**What to work on**
The entries below contain pictures. Retype everything except those pictures, exactly as given.

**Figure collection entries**

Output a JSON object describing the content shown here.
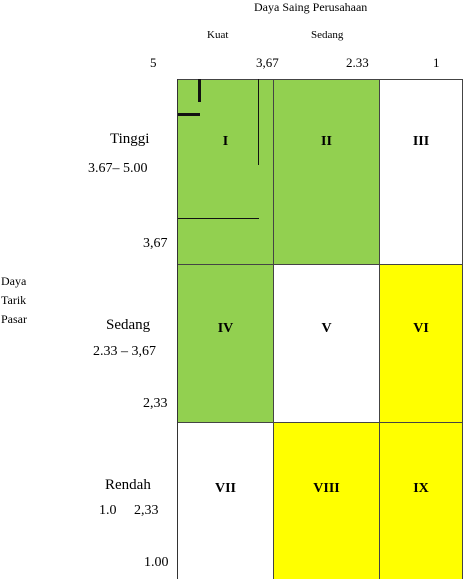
{
  "header": {
    "title": "Daya Saing Perusahaan",
    "columns": [
      "Kuat",
      "Sedang"
    ],
    "scale": [
      "5",
      "3,67",
      "2.33",
      "1"
    ]
  },
  "y_axis": {
    "title_lines": [
      "Daya",
      "Tarik",
      "Pasar"
    ],
    "rows": [
      {
        "name": "Tinggi",
        "range": "3.67– 5.00",
        "lower": "3,67"
      },
      {
        "name": "Sedang",
        "range": "2.33 – 3,67",
        "lower": "2,33"
      },
      {
        "name": "Rendah",
        "range_a": "1.0",
        "range_b": "2,33",
        "lower": "1.00"
      }
    ]
  },
  "colors": {
    "green": "#92d050",
    "yellow": "#ffff00",
    "white": "#ffffff"
  },
  "cells": [
    {
      "label": "I",
      "color": "green"
    },
    {
      "label": "II",
      "color": "green"
    },
    {
      "label": "III",
      "color": "white"
    },
    {
      "label": "IV",
      "color": "green"
    },
    {
      "label": "V",
      "color": "white"
    },
    {
      "label": "VI",
      "color": "yellow"
    },
    {
      "label": "VII",
      "color": "white"
    },
    {
      "label": "VIII",
      "color": "yellow"
    },
    {
      "label": "IX",
      "color": "yellow"
    }
  ]
}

**Answer to the problem**
Output a JSON object describing the content shown here.
{
  "header": {
    "title": "Daya Saing Perusahaan",
    "columns": [
      "Kuat",
      "Sedang"
    ],
    "scale": [
      "5",
      "3,67",
      "2.33",
      "1"
    ]
  },
  "y_axis": {
    "title_lines": [
      "Daya",
      "Tarik",
      "Pasar"
    ],
    "rows": [
      {
        "name": "Tinggi",
        "range": "3.67– 5.00",
        "lower": "3,67"
      },
      {
        "name": "Sedang",
        "range": "2.33 – 3,67",
        "lower": "2,33"
      },
      {
        "name": "Rendah",
        "range_a": "1.0",
        "range_b": "2,33",
        "lower": "1.00"
      }
    ]
  },
  "colors": {
    "green": "#92d050",
    "yellow": "#ffff00",
    "white": "#ffffff"
  },
  "cells": [
    {
      "label": "I",
      "color": "green"
    },
    {
      "label": "II",
      "color": "green"
    },
    {
      "label": "III",
      "color": "white"
    },
    {
      "label": "IV",
      "color": "green"
    },
    {
      "label": "V",
      "color": "white"
    },
    {
      "label": "VI",
      "color": "yellow"
    },
    {
      "label": "VII",
      "color": "white"
    },
    {
      "label": "VIII",
      "color": "yellow"
    },
    {
      "label": "IX",
      "color": "yellow"
    }
  ]
}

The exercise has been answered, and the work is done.